* **RECORDS PROVIDED**:
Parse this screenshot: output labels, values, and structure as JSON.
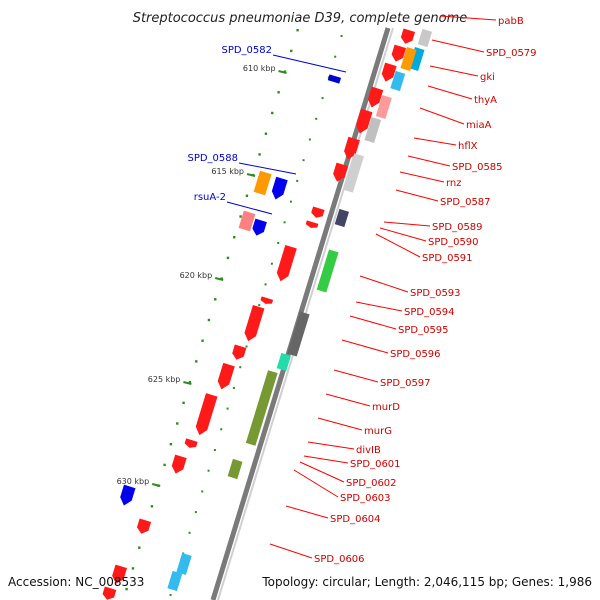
{
  "title": "Streptococcus pneumoniae D39, complete genome",
  "footer": {
    "accession": "Accession: NC_008533",
    "topology": "Topology: circular; Length: 2,046,115 bp; Genes: 1,986"
  },
  "kbp_marks": [
    "610 kbp",
    "615 kbp",
    "620 kbp",
    "625 kbp",
    "630 kbp"
  ],
  "colors": {
    "forward_strand": "#0000cc",
    "reverse_strand": "#ff0000",
    "backbone": "#7a7a7a",
    "tick": "#2e8b22"
  },
  "left_labels": [
    "SPD_0582",
    "SPD_0588",
    "rsuA-2"
  ],
  "right_labels": [
    "pabB",
    "SPD_0579",
    "gki",
    "thyA",
    "miaA",
    "hflX",
    "SPD_0585",
    "rnz",
    "SPD_0587",
    "SPD_0589",
    "SPD_0590",
    "SPD_0591",
    "SPD_0593",
    "SPD_0594",
    "SPD_0595",
    "SPD_0596",
    "SPD_0597",
    "murD",
    "murG",
    "divIB",
    "SPD_0601",
    "SPD_0602",
    "SPD_0603",
    "SPD_0604",
    "SPD_0606"
  ]
}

* **THE PROBLEM**: Excluding the images, return each record above precisely as written.

* **RESULT FOR THIS TASK**:
Parse this screenshot: output labels, values, and structure as JSON.
{
  "title": "Streptococcus pneumoniae D39, complete genome",
  "footer": {
    "accession": "Accession: NC_008533",
    "topology": "Topology: circular; Length: 2,046,115 bp; Genes: 1,986"
  },
  "kbp_marks": [
    "610 kbp",
    "615 kbp",
    "620 kbp",
    "625 kbp",
    "630 kbp"
  ],
  "colors": {
    "forward_strand": "#0000cc",
    "reverse_strand": "#ff0000",
    "backbone": "#7a7a7a",
    "tick": "#2e8b22"
  },
  "left_labels": [
    "SPD_0582",
    "SPD_0588",
    "rsuA-2"
  ],
  "right_labels": [
    "pabB",
    "SPD_0579",
    "gki",
    "thyA",
    "miaA",
    "hflX",
    "SPD_0585",
    "rnz",
    "SPD_0587",
    "SPD_0589",
    "SPD_0590",
    "SPD_0591",
    "SPD_0593",
    "SPD_0594",
    "SPD_0595",
    "SPD_0596",
    "SPD_0597",
    "murD",
    "murG",
    "divIB",
    "SPD_0601",
    "SPD_0602",
    "SPD_0603",
    "SPD_0604",
    "SPD_0606"
  ]
}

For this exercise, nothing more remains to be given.